━━━ ИСХОДНЫЙ ТЕКСТ ━━━
В Казани он продолжил работу в художественной школе, ему выделили  мастерскую. Это было правильное решение, он не тратил время на выживание, он занимался исключительно творчеством, преподавание подпитывало его творчество,  ученики обожали своего преподавателя. Таких, исключительных для творчества условий, какие были в дореволюционной Казанской художественной школе, где все и все жили в искусстве, искусством и ради искусства, больше у Фешина не было никогда. 

— Но при всей своей, может быть, замкнутости, Николай Фешин пользовался успехом у дам. И Сапожникова была его меценатом не случайно...

— Да, энергия таланта особая, витальная, она не может не притягивать. Его любили, и он любил. Только, боюсь, под словом «любовь» мы, сегодняшние, и интеллигенты начала XX века подразумеваем разное. Мы из разных цивилизаций, у нас разное миропонимание и разные ценностные ориентиры. Надежда Сапожникова, девушка из богатой казанской семьи, блестяще образованная, окончившая музыкальное училище, получила еще и художественное образование. Эмоции, которые захлестывали молодого Фешина и его модель в портрете Надежды 1908 года, видны невооруженным взглядом. Это люди, которые смотрят на мир через призму искусства, это радость узнавания родственной души, это праздник молодости. Надежда Михайловна всегда понимала, каким талантом наделен Николай Иванович, и, когда стало необходимо, очень вовремя стала ему покровительствовать. Когда Фешин из-за мировой войны прекратил участие в международных выставках, Надежда Михайловна стала заказывать свои портреты и портреты своих родственников, которые Фешин писал в ее мастерской. Именно по заказу Надежды Михайловны в 1914 году был написан портрет ее племянницы, Вари Адоратской, — абсолютный шедевр, ставший визитной карточкой русского периода мастера.

— Как, по-вашему, портретистом Фешин был сразу? Ведь «Черемисская свадьба» вроде как сопротивляется такому жанровому направлению, как портрет.

— Для Фешина самым  интересным был человек, это проявлялось в портрете, многофигурной композиции, ню, в живописи и рисунке. Хотя и пейзажи, и натюрморты у него есть очень интересные. Фешин — художник, сформированный эпохой модерна.

«По заказу Надежды Михайловны в 1914 году был написан портрет ее племянницы, Вари Адоратской, абсолютный шедевр, ставший визитной карточкой русского периода мастера» «По заказу Надежды Михайловны в 1914 году был написан портрет ее племянницы, Вари Адоратской, — абсолютный шедевр, ставший визитной карточкой русского периода мастера» Фото: ©Елена Сунгатова, art16.ru

«ЧАСТО ФЕШИН НЕ ЗАКАНЧИВАЛ ЛИБО «КАК БЫ» НЕ ЗАКАНЧИВАЛ СВОИ РАБОТЫ»

— Что вы вкладываете в понятие «художник модерна»?
━━━ ПРЕДОСТАВЛЕННЫЕ ДАННЫЕ ━━━
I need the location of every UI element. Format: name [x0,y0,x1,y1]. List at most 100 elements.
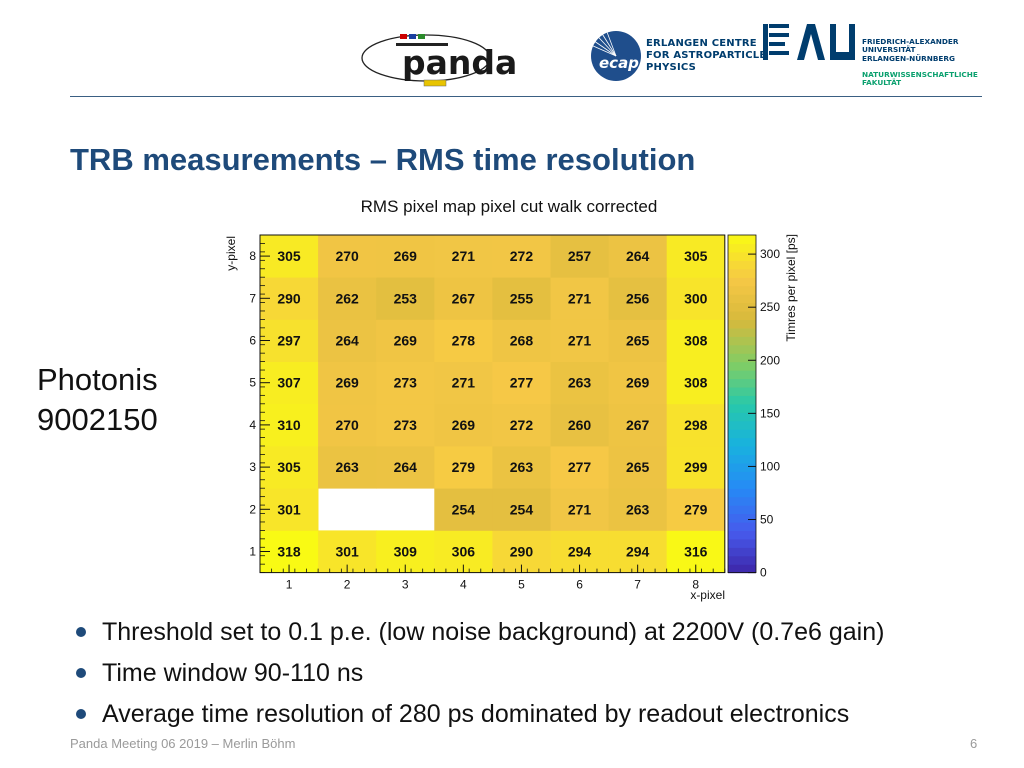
color-scale-segment [728,327,756,337]
color-scale-segment [728,437,756,447]
y-tick-label: 4 [249,418,256,432]
heatmap-cell [666,361,726,405]
heatmap-cell [550,361,609,405]
x-tick-label: 6 [576,578,583,592]
color-scale-segment [728,462,756,472]
heatmap-cell [550,446,609,489]
heatmap-cell [492,361,551,405]
faculty-wordmark: NATURWISSENSCHAFTLICHE FAKULTÄT [862,70,978,88]
svg-text:panda: panda [402,43,517,82]
cell-value-label: 253 [394,290,418,306]
bullet-item: Time window 90-110 ns [72,653,884,694]
cell-value-label: 279 [452,459,476,475]
y-tick-label: 5 [249,376,256,390]
page-title: TRB measurements – RMS time resolution [70,142,696,177]
heatmap-cell [318,277,377,320]
cell-value-label: 300 [684,290,708,306]
heatmap-cell [434,403,493,447]
color-scale-segment [728,310,756,320]
cell-value-label: 269 [394,333,418,349]
cell-value-label: 310 [277,417,301,433]
cell-value-label: 290 [277,290,301,306]
cell-value-label: 301 [335,544,359,560]
color-scale-segment [728,277,756,287]
fau-logo [763,24,855,60]
color-scale-segment [728,285,756,295]
x-tick-label: 4 [460,578,467,592]
cell-value-label: 277 [568,459,592,475]
bullet-item: Average time resolution of 280 ps domina… [72,694,884,735]
color-scale-segment [728,370,756,380]
heatmap-cell [376,235,435,278]
heatmap-cell [666,403,726,447]
cell-value-label: 272 [510,248,534,264]
cell-value-label: 264 [626,248,650,264]
cell-value-label: 299 [684,459,708,475]
y-tick-label: 3 [249,460,256,474]
bullet-dot-icon [76,668,86,678]
heatmap-cell [492,277,551,320]
cell-value-label: 278 [452,333,476,349]
y-tick-label: 2 [249,502,256,516]
heatmap-cell [318,319,377,362]
color-scale-segment [728,429,756,439]
heatmap-cell [492,319,551,362]
color-scale-segment [728,521,756,531]
cell-value-label: 270 [335,248,359,264]
heatmap-cell [376,446,435,489]
cell-value-label: 269 [626,375,650,391]
color-scale-tick-label: 300 [760,247,780,261]
page-number: 6 [970,736,978,751]
cell-value-label: 264 [394,459,418,475]
cell-value-label: 269 [452,417,476,433]
color-scale-segment [728,454,756,464]
cell-value-label: 307 [277,375,301,391]
y-axis-label: y-pixel [224,236,238,271]
cell-value-label: 271 [568,290,592,306]
color-scale-segment [728,479,756,489]
heatmap-cell [434,361,493,405]
cell-value-label: 279 [684,501,708,517]
x-tick-label: 7 [634,578,641,592]
heatmap-cell [608,277,668,320]
color-scale-segment [728,555,756,565]
heatmap-cell [492,488,551,531]
color-scale-segment [728,513,756,523]
heatmap-cell [608,446,668,489]
heatmap-cell [550,319,609,362]
heatmap-cell [318,235,377,278]
footer-text: Panda Meeting 06 2019 – Merlin Böhm [70,736,296,751]
color-scale-tick-label: 50 [760,513,774,527]
color-scale-label: Timres per pixel [ps] [784,234,798,342]
rms-heatmap-chart: RMS pixel map pixel cut walk corrected 3… [224,197,798,602]
cell-value-label: 264 [335,333,359,349]
heatmap-cell [608,235,668,278]
chart-axes: 1 2 3 4 5 6 7 8 1 2 3 4 5 6 7 8 [249,234,726,592]
cell-value-label: 268 [510,333,534,349]
heatmap-cell [434,446,493,489]
ecap-logo: ecap [583,23,641,81]
heatmap-cell [434,277,493,320]
bullet-dot-icon [76,709,86,719]
heatmap-cell [666,277,726,320]
svg-text:ecap: ecap [599,54,639,72]
y-tick-label: 1 [249,545,256,559]
cell-value-label: 305 [684,248,708,264]
heatmap-cell [666,319,726,362]
color-scale-segment [728,446,756,456]
color-scale-segment [728,386,756,396]
heatmap-cell [608,488,668,531]
color-scale-segment [728,505,756,515]
heatmap-cell [550,488,609,531]
color-scale-tick-label: 250 [760,300,780,314]
color-scale-segment [728,344,756,354]
heatmap-cells [260,235,726,573]
y-tick-label: 8 [249,249,256,263]
color-scale-segment [728,319,756,329]
cell-value-label: 257 [568,248,592,264]
cell-value-label: 271 [568,333,592,349]
color-scale-segment [728,496,756,506]
heatmap-cell [376,319,435,362]
cell-value-label: 308 [684,375,708,391]
heatmap-cell [434,235,493,278]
━━━
▸ **ЗАДАНИЯ**
a) Перепишите фрагмент интервью о Николае Фешине от слов "В Казани он" до слов "не было никогда.", заменив "мастерскую" на "студию".
b) В каком году, согласно интервью о Николае Фешине, был написан портрет Вари Адоратской?
c) Перечислите все виды работ, в которых, по словам собеседника из интервью о Николае Фешине, проявлялся главный интерес художника к человеку.
Записи представляют собой самостоятельный материал, не связанный с интервью о Николае Фешине.

▸ **ОЖИДАЕМЫЕ ОТВЕТЫ**
a)
В Казани он продолжил работу в художественной школе, ему выделили  студию. Это было правильное решение, он не тратил время на выживание, он занимался исключительно творчеством, преподавание подпитывало его творчество,  ученики обожали своего преподавателя. Таких, исключительных для творчества условий, какие были в дореволюционной Казанской художественной школе, где все и все жили в искусстве, искусством и ради искусства, больше у Фешина не было никогда.

b) В 1914 году.

c) Портрет, многофигурная композиция, ню, живопись, рисунок.